*Goal of the exercise*:
Omit every picture and output the rest of the records exactly as they are.

*Records*:
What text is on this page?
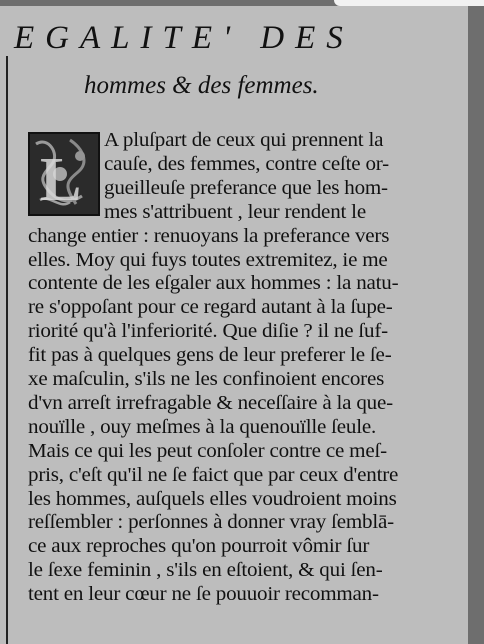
EGALITE' DES
hommes & des femmes.
L
A pluſpart de ceux qui prennent la
cauſe, des femmes, contre ceſte or-
gueilleuſe preferance que les hom-
mes s'attribuent , leur rendent le
change entier : renuoyans la preferance vers
elles. Moy qui fuys toutes extremitez, ie me
contente de les eſgaler aux hommes : la natu-
re s'oppoſant pour ce regard autant à la ſupe-
riorité qu'à l'inferiorité. Que diſie ? il ne ſuf-
fit pas à quelques gens de leur preferer le ſe-
xe maſculin, s'ils ne les confinoient encores
d'vn arreſt irrefragable & neceſſaire à la que-
nouïlle , ouy meſmes à la quenouïlle ſeule.
Mais ce qui les peut conſoler contre ce meſ-
pris, c'eſt qu'il ne ſe faict que par ceux d'entre
les hommes, auſquels elles voudroient moins
reſſembler : perſonnes à donner vray ſemblā-
ce aux reproches qu'on pourroit vômir ſur
le ſexe feminin , s'ils en eſtoient, & qui ſen-
tent en leur cœur ne ſe pouuoir recomman-
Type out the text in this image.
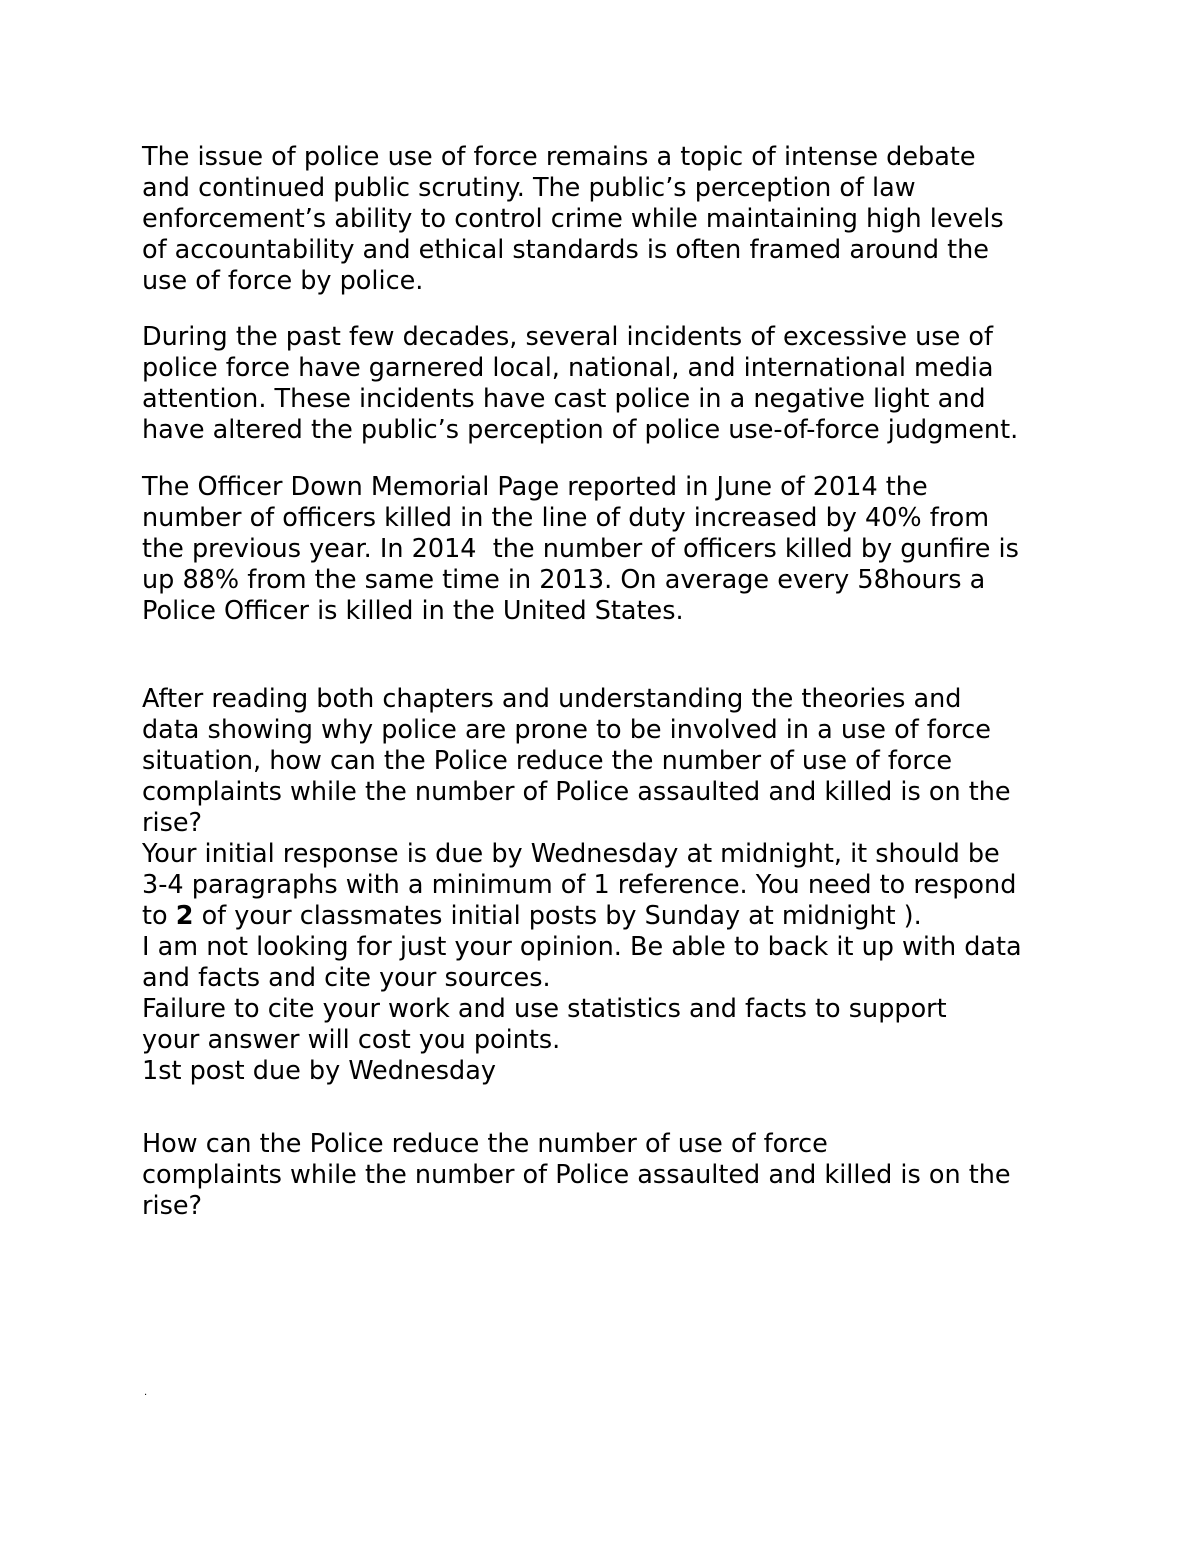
The issue of police use of force remains a topic of intense debate
and continued public scrutiny. The public’s perception of law
enforcement’s ability to control crime while maintaining high levels
of accountability and ethical standards is often framed around the
use of force by police.
During the past few decades, several incidents of excessive use of
police force have garnered local, national, and international media
attention. These incidents have cast police in a negative light and
have altered the public’s perception of police use-of-force judgment.
The Officer Down Memorial Page reported in June of 2014 the
number of officers killed in the line of duty increased by 40% from
the previous year. In 2014  the number of officers killed by gunfire is
up 88% from the same time in 2013. On average every 58hours a
Police Officer is killed in the United States.
After reading both chapters and understanding the theories and
data showing why police are prone to be involved in a use of force
situation, how can the Police reduce the number of use of force
complaints while the number of Police assaulted and killed is on the
rise?
Your initial response is due by Wednesday at midnight, it should be
3-4 paragraphs with a minimum of 1 reference. You need to respond
to 2 of your classmates initial posts by Sunday at midnight ).
I am not looking for just your opinion. Be able to back it up with data
and facts and cite your sources.
Failure to cite your work and use statistics and facts to support
your answer will cost you points.
1st post due by Wednesday
How can the Police reduce the number of use of force
complaints while the number of Police assaulted and killed is on the
rise?
.
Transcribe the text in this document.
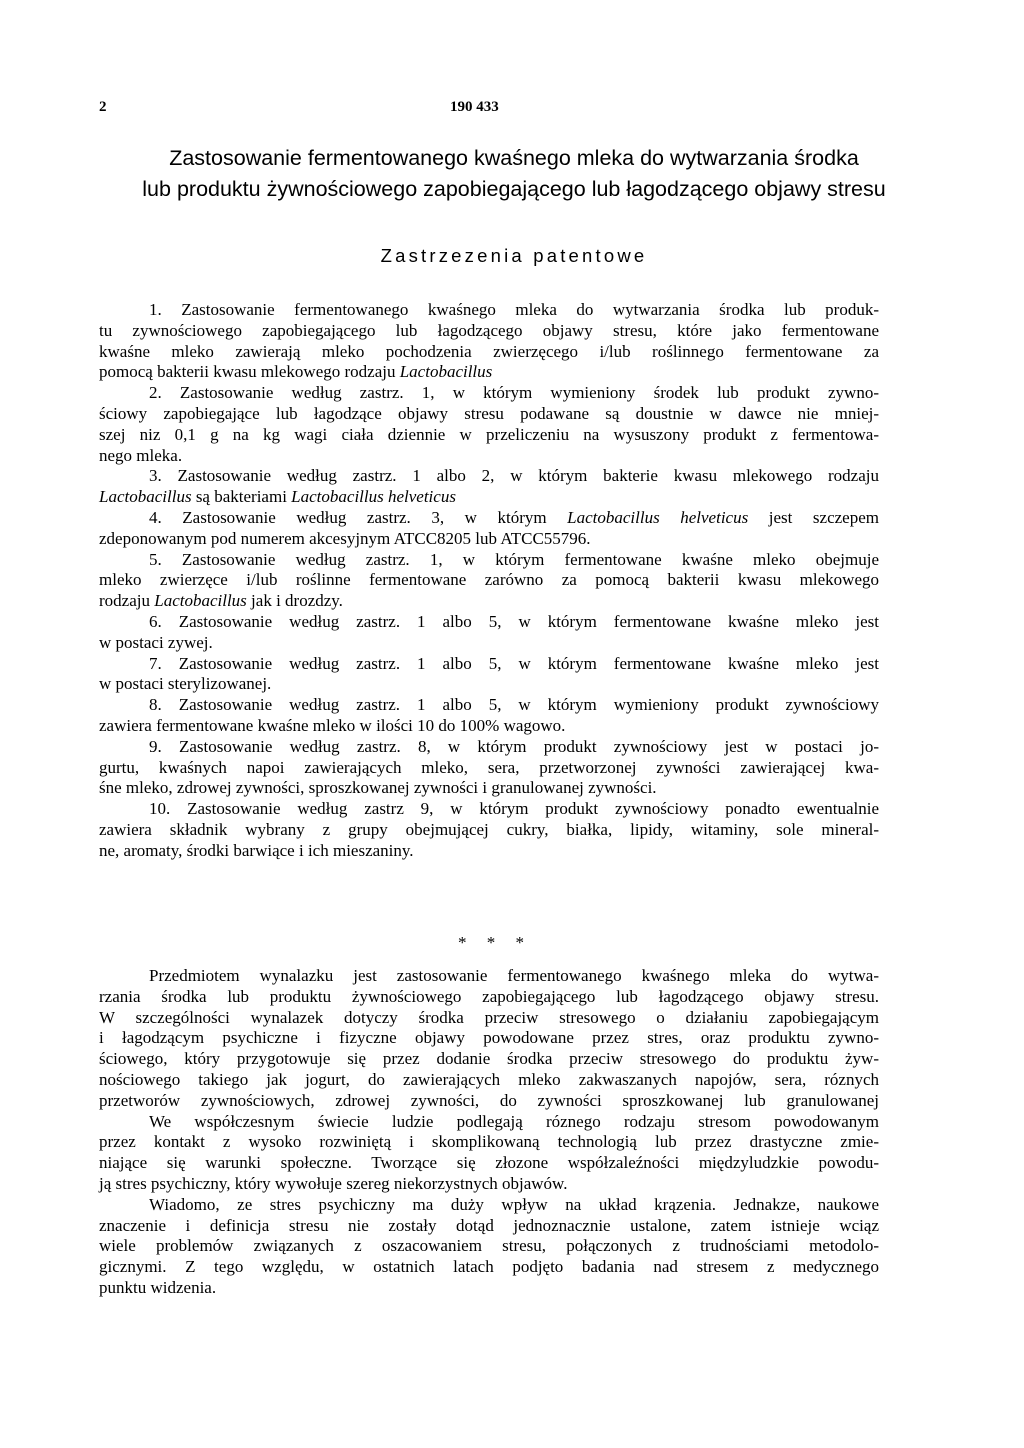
2	190 433
Zastosowanie fermentowanego kwaśnego mleka do wytwarzania środka
lub produktu żywnościowego zapobiegającego lub łagodzącego objawy stresu
Zastrzezenia patentowe
1. Zastosowanie fermentowanego kwaśnego mleka do wytwarzania środka lub produk-
tu zywnościowego zapobiegającego lub łagodzącego objawy stresu, które jako fermentowane
kwaśne mleko zawierają mleko pochodzenia zwierzęcego i/lub roślinnego fermentowane za
pomocą bakterii kwasu mlekowego rodzaju Lactobacillus
2. Zastosowanie według zastrz. 1, w którym wymieniony środek lub produkt zywno-
ściowy zapobiegające lub łagodzące objawy stresu podawane są doustnie w dawce nie mniej-
szej niz 0,1 g na kg wagi ciała dziennie w przeliczeniu na wysuszony produkt z fermentowa-
nego mleka.
3. Zastosowanie według zastrz. 1 albo 2, w którym bakterie kwasu mlekowego rodzaju
Lactobacillus są bakteriami Lactobacillus helveticus
4. Zastosowanie według zastrz. 3, w którym Lactobacillus helveticus jest szczepem
zdeponowanym pod numerem akcesyjnym ATCC8205 lub ATCC55796.
5. Zastosowanie według zastrz. 1, w którym fermentowane kwaśne mleko obejmuje
mleko zwierzęce i/lub roślinne fermentowane zarówno za pomocą bakterii kwasu mlekowego
rodzaju Lactobacillus jak i drozdzy.
6. Zastosowanie według zastrz. 1 albo 5, w którym fermentowane kwaśne mleko jest
w postaci zywej.
7. Zastosowanie według zastrz. 1 albo 5, w którym fermentowane kwaśne mleko jest
w postaci sterylizowanej.
8. Zastosowanie według zastrz. 1 albo 5, w którym wymieniony produkt zywnościowy
zawiera fermentowane kwaśne mleko w ilości 10 do 100% wagowo.
9. Zastosowanie według zastrz. 8, w którym produkt zywnościowy jest w postaci jo-
gurtu, kwaśnych napoi zawierających mleko, sera, przetworzonej zywności zawierającej kwa-
śne mleko, zdrowej zywności, sproszkowanej zywności i granulowanej zywności.
10. Zastosowanie według zastrz 9, w którym produkt zywnościowy ponadto ewentualnie
zawiera składnik wybrany z grupy obejmującej cukry, białka, lipidy, witaminy, sole mineral-
ne, aromaty, środki barwiące i ich mieszaniny.
* * *
Przedmiotem wynalazku jest zastosowanie fermentowanego kwaśnego mleka do wytwa-
rzania środka lub produktu żywnościowego zapobiegającego lub łagodzącego objawy stresu.
W szczególności wynalazek dotyczy środka przeciw stresowego o działaniu zapobiegającym
i łagodzącym psychiczne i fizyczne objawy powodowane przez stres, oraz produktu zywno-
ściowego, który przygotowuje się przez dodanie środka przeciw stresowego do produktu żyw-
nościowego takiego jak jogurt, do zawierających mleko zakwaszanych napojów, sera, róznych
przetworów zywnościowych, zdrowej zywności, do zywności sproszkowanej lub granulowanej
We współczesnym świecie ludzie podlegają róznego rodzaju stresom powodowanym
przez kontakt z wysoko rozwiniętą i skomplikowaną technologią lub przez drastyczne zmie-
niające się warunki społeczne. Tworzące się złozone współzaleźności międzyludzkie powodu-
ją stres psychiczny, który wywołuje szereg niekorzystnych objawów.
Wiadomo, ze stres psychiczny ma duży wpływ na układ krązenia. Jednakze, naukowe
znaczenie i definicja stresu nie zostały dotąd jednoznacznie ustalone, zatem istnieje wciąz
wiele problemów związanych z oszacowaniem stresu, połączonych z trudnościami metodolo-
gicznymi. Z tego względu, w ostatnich latach podjęto badania nad stresem z medycznego
punktu widzenia.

*Solution to the exercise*:
What text is on this page?
EGALITE' DES
hommes & des femmes.
L
A pluſpart de ceux qui prennent la
cauſe, des femmes, contre ceſte or-
gueilleuſe preferance que les hom-
mes s'attribuent , leur rendent le
change entier : renuoyans la preferance vers
elles. Moy qui fuys toutes extremitez, ie me
contente de les eſgaler aux hommes : la natu-
re s'oppoſant pour ce regard autant à la ſupe-
riorité qu'à l'inferiorité. Que diſie ? il ne ſuf-
fit pas à quelques gens de leur preferer le ſe-
xe maſculin, s'ils ne les confinoient encores
d'vn arreſt irrefragable & neceſſaire à la que-
nouïlle , ouy meſmes à la quenouïlle ſeule.
Mais ce qui les peut conſoler contre ce meſ-
pris, c'eſt qu'il ne ſe faict que par ceux d'entre
les hommes, auſquels elles voudroient moins
reſſembler : perſonnes à donner vray ſemblā-
ce aux reproches qu'on pourroit vômir ſur
le ſexe feminin , s'ils en eſtoient, & qui ſen-
tent en leur cœur ne ſe pouuoir recomman-
Type out the text in this image.
The issue of police use of force remains a topic of intense debate
and continued public scrutiny. The public’s perception of law
enforcement’s ability to control crime while maintaining high levels
of accountability and ethical standards is often framed around the
use of force by police.
During the past few decades, several incidents of excessive use of
police force have garnered local, national, and international media
attention. These incidents have cast police in a negative light and
have altered the public’s perception of police use-of-force judgment.
The Officer Down Memorial Page reported in June of 2014 the
number of officers killed in the line of duty increased by 40% from
the previous year. In 2014  the number of officers killed by gunfire is
up 88% from the same time in 2013. On average every 58hours a
Police Officer is killed in the United States.
After reading both chapters and understanding the theories and
data showing why police are prone to be involved in a use of force
situation, how can the Police reduce the number of use of force
complaints while the number of Police assaulted and killed is on the
rise?
Your initial response is due by Wednesday at midnight, it should be
3-4 paragraphs with a minimum of 1 reference. You need to respond
to 2 of your classmates initial posts by Sunday at midnight ).
I am not looking for just your opinion. Be able to back it up with data
and facts and cite your sources.
Failure to cite your work and use statistics and facts to support
your answer will cost you points.
1st post due by Wednesday
How can the Police reduce the number of use of force
complaints while the number of Police assaulted and killed is on the
rise?
.
Transcribe the text in this document.
2	190 433
Zastosowanie fermentowanego kwaśnego mleka do wytwarzania środka
lub produktu żywnościowego zapobiegającego lub łagodzącego objawy stresu
Zastrzezenia patentowe
1. Zastosowanie fermentowanego kwaśnego mleka do wytwarzania środka lub produk-
tu zywnościowego zapobiegającego lub łagodzącego objawy stresu, które jako fermentowane
kwaśne mleko zawierają mleko pochodzenia zwierzęcego i/lub roślinnego fermentowane za
pomocą bakterii kwasu mlekowego rodzaju Lactobacillus
2. Zastosowanie według zastrz. 1, w którym wymieniony środek lub produkt zywno-
ściowy zapobiegające lub łagodzące objawy stresu podawane są doustnie w dawce nie mniej-
szej niz 0,1 g na kg wagi ciała dziennie w przeliczeniu na wysuszony produkt z fermentowa-
nego mleka.
3. Zastosowanie według zastrz. 1 albo 2, w którym bakterie kwasu mlekowego rodzaju
Lactobacillus są bakteriami Lactobacillus helveticus
4. Zastosowanie według zastrz. 3, w którym Lactobacillus helveticus jest szczepem
zdeponowanym pod numerem akcesyjnym ATCC8205 lub ATCC55796.
5. Zastosowanie według zastrz. 1, w którym fermentowane kwaśne mleko obejmuje
mleko zwierzęce i/lub roślinne fermentowane zarówno za pomocą bakterii kwasu mlekowego
rodzaju Lactobacillus jak i drozdzy.
6. Zastosowanie według zastrz. 1 albo 5, w którym fermentowane kwaśne mleko jest
w postaci zywej.
7. Zastosowanie według zastrz. 1 albo 5, w którym fermentowane kwaśne mleko jest
w postaci sterylizowanej.
8. Zastosowanie według zastrz. 1 albo 5, w którym wymieniony produkt zywnościowy
zawiera fermentowane kwaśne mleko w ilości 10 do 100% wagowo.
9. Zastosowanie według zastrz. 8, w którym produkt zywnościowy jest w postaci jo-
gurtu, kwaśnych napoi zawierających mleko, sera, przetworzonej zywności zawierającej kwa-
śne mleko, zdrowej zywności, sproszkowanej zywności i granulowanej zywności.
10. Zastosowanie według zastrz 9, w którym produkt zywnościowy ponadto ewentualnie
zawiera składnik wybrany z grupy obejmującej cukry, białka, lipidy, witaminy, sole mineral-
ne, aromaty, środki barwiące i ich mieszaniny.
* * *
Przedmiotem wynalazku jest zastosowanie fermentowanego kwaśnego mleka do wytwa-
rzania środka lub produktu żywnościowego zapobiegającego lub łagodzącego objawy stresu.
W szczególności wynalazek dotyczy środka przeciw stresowego o działaniu zapobiegającym
i łagodzącym psychiczne i fizyczne objawy powodowane przez stres, oraz produktu zywno-
ściowego, który przygotowuje się przez dodanie środka przeciw stresowego do produktu żyw-
nościowego takiego jak jogurt, do zawierających mleko zakwaszanych napojów, sera, róznych
przetworów zywnościowych, zdrowej zywności, do zywności sproszkowanej lub granulowanej
We współczesnym świecie ludzie podlegają róznego rodzaju stresom powodowanym
przez kontakt z wysoko rozwiniętą i skomplikowaną technologią lub przez drastyczne zmie-
niające się warunki społeczne. Tworzące się złozone współzaleźności międzyludzkie powodu-
ją stres psychiczny, który wywołuje szereg niekorzystnych objawów.
Wiadomo, ze stres psychiczny ma duży wpływ na układ krązenia. Jednakze, naukowe
znaczenie i definicja stresu nie zostały dotąd jednoznacznie ustalone, zatem istnieje wciąz
wiele problemów związanych z oszacowaniem stresu, połączonych z trudnościami metodolo-
gicznymi. Z tego względu, w ostatnich latach podjęto badania nad stresem z medycznego
punktu widzenia.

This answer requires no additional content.